THE TASK:
Only a number is wanted: how many lines in the records below contain "예방접종"?
·····
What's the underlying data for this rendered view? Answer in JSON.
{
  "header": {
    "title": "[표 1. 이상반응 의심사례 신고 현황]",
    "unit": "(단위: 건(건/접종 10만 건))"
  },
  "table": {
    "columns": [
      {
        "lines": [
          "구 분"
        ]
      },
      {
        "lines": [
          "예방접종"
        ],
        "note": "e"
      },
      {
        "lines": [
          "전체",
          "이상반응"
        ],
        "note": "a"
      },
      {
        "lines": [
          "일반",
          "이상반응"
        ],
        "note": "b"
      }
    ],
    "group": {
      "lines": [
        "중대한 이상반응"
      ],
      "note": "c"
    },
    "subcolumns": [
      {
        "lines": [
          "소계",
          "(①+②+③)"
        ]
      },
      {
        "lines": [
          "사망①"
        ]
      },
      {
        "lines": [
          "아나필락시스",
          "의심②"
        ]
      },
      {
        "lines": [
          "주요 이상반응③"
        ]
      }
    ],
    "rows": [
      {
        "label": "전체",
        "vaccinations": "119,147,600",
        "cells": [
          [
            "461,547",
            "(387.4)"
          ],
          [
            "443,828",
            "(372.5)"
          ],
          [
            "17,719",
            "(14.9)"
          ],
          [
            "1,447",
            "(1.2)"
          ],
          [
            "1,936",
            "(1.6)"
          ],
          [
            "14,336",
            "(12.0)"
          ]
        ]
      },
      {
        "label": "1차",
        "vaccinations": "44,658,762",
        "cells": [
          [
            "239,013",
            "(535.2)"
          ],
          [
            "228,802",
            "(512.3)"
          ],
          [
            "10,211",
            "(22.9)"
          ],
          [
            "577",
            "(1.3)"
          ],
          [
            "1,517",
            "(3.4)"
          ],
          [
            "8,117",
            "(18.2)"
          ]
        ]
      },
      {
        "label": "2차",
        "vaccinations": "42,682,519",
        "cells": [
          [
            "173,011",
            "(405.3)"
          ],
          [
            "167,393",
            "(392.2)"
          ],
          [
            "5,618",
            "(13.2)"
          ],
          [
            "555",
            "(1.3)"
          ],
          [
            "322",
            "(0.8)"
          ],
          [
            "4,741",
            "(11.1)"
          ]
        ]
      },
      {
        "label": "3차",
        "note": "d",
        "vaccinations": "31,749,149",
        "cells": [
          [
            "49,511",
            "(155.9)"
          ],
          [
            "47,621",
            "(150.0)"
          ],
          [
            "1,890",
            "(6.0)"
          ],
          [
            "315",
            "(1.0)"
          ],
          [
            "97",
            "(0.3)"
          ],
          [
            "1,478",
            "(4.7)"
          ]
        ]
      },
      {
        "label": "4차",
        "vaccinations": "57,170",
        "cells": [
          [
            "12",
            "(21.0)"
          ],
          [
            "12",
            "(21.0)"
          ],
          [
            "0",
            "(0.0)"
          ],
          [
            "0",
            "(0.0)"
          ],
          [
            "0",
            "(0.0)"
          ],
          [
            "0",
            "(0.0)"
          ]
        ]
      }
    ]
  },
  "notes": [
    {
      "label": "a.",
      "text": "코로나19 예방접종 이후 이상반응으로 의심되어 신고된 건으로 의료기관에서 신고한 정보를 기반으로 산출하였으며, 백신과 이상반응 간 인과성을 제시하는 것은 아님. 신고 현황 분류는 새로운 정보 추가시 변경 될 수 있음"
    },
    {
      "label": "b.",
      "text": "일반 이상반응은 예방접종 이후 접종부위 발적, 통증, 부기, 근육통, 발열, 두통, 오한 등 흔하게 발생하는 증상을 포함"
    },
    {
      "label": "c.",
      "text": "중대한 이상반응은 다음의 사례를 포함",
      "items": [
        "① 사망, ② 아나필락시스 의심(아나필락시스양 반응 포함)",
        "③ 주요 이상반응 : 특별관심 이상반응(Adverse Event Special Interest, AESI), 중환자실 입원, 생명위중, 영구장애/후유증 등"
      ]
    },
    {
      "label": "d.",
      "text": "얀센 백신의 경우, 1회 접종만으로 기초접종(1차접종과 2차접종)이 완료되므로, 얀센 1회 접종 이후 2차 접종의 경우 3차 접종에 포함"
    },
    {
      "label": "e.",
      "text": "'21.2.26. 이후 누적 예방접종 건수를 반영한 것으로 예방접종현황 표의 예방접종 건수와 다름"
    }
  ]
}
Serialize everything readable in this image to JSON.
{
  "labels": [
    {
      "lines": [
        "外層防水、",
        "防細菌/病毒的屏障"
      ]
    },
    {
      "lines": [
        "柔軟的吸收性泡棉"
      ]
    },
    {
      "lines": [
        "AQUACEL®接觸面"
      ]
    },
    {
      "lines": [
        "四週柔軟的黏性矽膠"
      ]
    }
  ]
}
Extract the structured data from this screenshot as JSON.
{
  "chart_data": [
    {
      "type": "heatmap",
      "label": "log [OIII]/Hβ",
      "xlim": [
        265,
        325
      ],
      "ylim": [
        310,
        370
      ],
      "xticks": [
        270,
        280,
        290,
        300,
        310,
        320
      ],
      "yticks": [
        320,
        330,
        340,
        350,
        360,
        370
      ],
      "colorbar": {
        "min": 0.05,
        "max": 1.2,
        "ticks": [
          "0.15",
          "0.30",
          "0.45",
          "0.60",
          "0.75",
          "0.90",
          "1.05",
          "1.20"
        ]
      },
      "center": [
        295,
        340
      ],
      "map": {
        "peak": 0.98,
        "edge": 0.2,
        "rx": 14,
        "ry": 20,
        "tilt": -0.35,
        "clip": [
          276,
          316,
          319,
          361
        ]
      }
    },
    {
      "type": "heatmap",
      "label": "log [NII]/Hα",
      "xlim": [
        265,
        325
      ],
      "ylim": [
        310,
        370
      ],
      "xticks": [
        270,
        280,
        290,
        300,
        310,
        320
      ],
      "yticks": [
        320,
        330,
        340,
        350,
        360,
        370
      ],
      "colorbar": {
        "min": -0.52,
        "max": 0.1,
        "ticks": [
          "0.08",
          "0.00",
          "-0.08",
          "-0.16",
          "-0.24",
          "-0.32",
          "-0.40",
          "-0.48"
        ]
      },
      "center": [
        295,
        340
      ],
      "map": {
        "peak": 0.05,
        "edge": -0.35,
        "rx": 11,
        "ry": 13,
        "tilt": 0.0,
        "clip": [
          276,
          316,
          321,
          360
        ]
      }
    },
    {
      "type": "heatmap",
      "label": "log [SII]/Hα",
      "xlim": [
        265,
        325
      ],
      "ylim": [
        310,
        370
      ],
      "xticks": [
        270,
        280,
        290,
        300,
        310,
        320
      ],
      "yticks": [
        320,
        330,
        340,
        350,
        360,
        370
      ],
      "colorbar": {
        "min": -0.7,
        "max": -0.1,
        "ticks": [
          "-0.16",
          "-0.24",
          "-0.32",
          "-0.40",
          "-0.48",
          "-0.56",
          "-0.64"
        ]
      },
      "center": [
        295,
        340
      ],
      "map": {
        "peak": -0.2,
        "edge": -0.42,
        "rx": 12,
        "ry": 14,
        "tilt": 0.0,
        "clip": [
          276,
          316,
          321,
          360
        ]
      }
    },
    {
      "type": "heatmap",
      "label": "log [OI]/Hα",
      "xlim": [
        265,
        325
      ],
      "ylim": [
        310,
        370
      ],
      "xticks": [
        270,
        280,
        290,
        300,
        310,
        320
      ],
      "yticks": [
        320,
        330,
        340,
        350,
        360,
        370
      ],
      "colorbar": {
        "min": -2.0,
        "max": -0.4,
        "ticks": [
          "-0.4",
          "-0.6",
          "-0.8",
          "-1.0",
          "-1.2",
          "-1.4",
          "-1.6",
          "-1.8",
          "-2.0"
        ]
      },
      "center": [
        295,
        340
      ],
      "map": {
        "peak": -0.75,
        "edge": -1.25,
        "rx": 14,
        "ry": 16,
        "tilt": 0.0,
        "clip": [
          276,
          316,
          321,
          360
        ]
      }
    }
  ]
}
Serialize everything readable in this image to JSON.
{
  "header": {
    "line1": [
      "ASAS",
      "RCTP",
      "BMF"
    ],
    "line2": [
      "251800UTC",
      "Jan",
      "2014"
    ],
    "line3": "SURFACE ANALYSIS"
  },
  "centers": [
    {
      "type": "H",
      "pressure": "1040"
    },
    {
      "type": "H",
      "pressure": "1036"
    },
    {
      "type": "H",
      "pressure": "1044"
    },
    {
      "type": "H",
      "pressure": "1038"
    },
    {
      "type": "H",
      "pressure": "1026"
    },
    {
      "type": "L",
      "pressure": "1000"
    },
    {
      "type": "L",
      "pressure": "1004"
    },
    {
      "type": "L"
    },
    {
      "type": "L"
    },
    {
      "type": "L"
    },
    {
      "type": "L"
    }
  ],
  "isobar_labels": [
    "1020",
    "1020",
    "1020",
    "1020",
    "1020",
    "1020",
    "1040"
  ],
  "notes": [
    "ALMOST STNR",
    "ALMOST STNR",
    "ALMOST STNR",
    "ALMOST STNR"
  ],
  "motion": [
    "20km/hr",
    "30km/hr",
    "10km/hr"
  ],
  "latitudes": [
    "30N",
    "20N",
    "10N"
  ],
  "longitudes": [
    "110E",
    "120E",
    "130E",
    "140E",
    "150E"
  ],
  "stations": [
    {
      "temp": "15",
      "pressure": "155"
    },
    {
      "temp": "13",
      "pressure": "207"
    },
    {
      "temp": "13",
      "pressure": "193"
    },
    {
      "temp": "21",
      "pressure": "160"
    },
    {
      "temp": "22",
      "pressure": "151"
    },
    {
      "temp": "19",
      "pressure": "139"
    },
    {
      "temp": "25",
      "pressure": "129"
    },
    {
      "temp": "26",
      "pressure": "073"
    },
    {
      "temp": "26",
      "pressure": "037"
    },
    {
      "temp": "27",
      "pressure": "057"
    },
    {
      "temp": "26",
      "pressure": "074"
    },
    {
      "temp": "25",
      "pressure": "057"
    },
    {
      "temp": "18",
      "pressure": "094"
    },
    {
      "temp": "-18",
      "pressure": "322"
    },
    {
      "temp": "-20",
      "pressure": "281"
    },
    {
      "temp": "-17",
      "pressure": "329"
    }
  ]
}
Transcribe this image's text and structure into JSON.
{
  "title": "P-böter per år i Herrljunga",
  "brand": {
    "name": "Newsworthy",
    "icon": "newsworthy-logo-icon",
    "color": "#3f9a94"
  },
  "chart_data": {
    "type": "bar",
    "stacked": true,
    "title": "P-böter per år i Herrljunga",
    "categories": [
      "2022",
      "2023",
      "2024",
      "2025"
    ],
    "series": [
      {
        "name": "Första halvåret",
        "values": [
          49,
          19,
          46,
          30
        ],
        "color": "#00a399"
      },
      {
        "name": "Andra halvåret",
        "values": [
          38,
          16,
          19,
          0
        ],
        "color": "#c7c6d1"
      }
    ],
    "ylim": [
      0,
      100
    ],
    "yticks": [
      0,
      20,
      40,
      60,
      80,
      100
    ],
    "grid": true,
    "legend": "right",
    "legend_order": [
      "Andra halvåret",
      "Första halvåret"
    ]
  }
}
·····
FINAL ANSWER:
4